▽
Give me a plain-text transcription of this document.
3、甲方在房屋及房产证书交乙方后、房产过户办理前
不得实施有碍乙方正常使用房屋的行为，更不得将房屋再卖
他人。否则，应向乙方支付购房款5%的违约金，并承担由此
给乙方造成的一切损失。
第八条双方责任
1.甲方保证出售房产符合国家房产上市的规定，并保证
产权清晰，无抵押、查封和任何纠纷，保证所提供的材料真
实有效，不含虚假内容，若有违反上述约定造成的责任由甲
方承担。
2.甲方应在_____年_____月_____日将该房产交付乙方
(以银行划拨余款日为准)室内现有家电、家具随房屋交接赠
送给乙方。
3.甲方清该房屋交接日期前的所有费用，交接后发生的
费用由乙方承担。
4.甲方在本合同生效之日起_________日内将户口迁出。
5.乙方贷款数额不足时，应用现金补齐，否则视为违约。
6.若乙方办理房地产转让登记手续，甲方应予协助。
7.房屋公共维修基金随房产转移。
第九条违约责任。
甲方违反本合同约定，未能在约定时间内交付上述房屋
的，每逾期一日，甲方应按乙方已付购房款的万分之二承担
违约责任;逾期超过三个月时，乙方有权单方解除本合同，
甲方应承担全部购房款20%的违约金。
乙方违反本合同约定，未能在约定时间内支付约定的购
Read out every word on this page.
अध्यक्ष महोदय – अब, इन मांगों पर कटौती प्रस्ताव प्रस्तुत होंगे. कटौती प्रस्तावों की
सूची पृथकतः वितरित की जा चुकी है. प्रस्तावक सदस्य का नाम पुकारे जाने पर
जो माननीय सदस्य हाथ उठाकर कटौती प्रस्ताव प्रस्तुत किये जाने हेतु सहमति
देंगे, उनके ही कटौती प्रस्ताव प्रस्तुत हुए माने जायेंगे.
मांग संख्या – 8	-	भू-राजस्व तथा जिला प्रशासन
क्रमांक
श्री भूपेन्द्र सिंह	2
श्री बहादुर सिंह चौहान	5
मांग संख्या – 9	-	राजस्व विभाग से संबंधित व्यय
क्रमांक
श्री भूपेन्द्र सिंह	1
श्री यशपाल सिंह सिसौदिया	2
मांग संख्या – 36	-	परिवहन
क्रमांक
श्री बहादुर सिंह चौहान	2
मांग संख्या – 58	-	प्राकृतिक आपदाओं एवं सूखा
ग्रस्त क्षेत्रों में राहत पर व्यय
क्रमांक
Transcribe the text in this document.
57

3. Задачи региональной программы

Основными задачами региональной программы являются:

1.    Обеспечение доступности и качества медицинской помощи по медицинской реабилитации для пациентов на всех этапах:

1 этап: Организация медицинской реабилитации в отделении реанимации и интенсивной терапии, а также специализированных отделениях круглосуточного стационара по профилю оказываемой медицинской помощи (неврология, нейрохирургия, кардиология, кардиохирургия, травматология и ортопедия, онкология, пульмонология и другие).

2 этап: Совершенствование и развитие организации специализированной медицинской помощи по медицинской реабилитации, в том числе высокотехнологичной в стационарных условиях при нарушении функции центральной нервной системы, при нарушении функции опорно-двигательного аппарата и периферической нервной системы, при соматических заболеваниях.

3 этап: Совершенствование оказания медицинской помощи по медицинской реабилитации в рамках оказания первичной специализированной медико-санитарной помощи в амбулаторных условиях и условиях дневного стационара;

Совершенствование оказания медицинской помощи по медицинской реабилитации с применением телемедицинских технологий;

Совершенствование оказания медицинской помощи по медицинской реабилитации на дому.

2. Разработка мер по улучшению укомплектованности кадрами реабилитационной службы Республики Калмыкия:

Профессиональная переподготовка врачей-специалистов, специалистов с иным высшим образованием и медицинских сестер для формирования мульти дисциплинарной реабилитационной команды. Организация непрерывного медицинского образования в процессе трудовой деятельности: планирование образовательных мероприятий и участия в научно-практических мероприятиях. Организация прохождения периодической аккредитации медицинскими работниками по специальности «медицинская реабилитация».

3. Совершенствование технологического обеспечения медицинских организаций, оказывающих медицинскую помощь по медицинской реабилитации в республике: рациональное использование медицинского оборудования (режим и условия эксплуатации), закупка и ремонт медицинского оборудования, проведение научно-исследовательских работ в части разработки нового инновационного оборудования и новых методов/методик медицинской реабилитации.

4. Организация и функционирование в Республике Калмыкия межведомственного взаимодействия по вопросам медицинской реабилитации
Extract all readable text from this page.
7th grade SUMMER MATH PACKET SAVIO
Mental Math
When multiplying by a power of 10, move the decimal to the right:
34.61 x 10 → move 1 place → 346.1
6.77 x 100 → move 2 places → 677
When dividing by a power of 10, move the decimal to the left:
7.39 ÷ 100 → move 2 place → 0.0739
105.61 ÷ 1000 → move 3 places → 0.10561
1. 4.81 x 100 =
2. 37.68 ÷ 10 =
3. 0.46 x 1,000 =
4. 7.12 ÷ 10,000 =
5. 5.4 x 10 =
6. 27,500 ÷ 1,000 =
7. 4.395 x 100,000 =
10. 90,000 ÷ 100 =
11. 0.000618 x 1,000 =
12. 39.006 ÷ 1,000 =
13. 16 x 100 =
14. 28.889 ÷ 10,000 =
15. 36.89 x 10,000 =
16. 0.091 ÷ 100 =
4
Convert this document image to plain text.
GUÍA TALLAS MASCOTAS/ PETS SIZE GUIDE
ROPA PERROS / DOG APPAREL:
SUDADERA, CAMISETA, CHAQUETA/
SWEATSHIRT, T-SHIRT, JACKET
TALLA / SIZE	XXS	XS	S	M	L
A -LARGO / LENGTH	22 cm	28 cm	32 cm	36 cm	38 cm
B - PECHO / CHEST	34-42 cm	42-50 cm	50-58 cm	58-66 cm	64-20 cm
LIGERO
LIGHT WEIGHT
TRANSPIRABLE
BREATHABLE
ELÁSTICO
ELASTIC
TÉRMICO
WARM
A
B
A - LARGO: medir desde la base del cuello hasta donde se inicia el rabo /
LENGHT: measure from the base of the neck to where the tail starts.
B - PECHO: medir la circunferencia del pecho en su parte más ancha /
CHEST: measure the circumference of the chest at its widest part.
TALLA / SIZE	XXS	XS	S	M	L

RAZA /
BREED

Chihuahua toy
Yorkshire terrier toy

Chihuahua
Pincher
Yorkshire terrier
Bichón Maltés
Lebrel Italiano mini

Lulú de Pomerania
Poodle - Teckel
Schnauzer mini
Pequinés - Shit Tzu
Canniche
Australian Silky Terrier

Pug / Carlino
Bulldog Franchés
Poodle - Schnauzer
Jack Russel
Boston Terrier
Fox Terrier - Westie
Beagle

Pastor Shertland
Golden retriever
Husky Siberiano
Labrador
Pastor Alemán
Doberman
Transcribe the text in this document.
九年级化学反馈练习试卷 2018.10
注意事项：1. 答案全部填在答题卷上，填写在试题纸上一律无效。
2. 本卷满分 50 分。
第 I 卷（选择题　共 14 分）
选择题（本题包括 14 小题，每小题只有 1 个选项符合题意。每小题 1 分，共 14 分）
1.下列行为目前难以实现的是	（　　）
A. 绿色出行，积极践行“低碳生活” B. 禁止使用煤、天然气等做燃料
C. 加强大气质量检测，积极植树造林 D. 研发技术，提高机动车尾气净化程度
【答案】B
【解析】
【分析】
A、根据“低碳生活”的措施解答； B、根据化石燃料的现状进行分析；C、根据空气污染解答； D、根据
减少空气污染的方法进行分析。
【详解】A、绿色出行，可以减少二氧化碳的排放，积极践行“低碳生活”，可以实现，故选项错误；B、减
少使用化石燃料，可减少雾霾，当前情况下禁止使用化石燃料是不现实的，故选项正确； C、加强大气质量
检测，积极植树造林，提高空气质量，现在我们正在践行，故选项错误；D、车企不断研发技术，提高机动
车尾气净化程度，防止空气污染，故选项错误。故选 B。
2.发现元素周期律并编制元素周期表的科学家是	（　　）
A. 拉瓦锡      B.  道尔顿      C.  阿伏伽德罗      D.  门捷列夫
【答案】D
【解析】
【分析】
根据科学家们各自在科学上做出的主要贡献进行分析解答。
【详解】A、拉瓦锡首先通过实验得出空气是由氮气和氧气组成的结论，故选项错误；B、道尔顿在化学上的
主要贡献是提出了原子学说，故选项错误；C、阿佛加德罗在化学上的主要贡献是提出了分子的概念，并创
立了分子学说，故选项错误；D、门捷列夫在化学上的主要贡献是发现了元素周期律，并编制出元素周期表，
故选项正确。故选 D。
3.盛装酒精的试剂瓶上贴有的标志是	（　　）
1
△
• [Exercise description]
Exactly how many lines of the listing above contain the string "plain"? Give no more than the number.

• [Answer in full]
2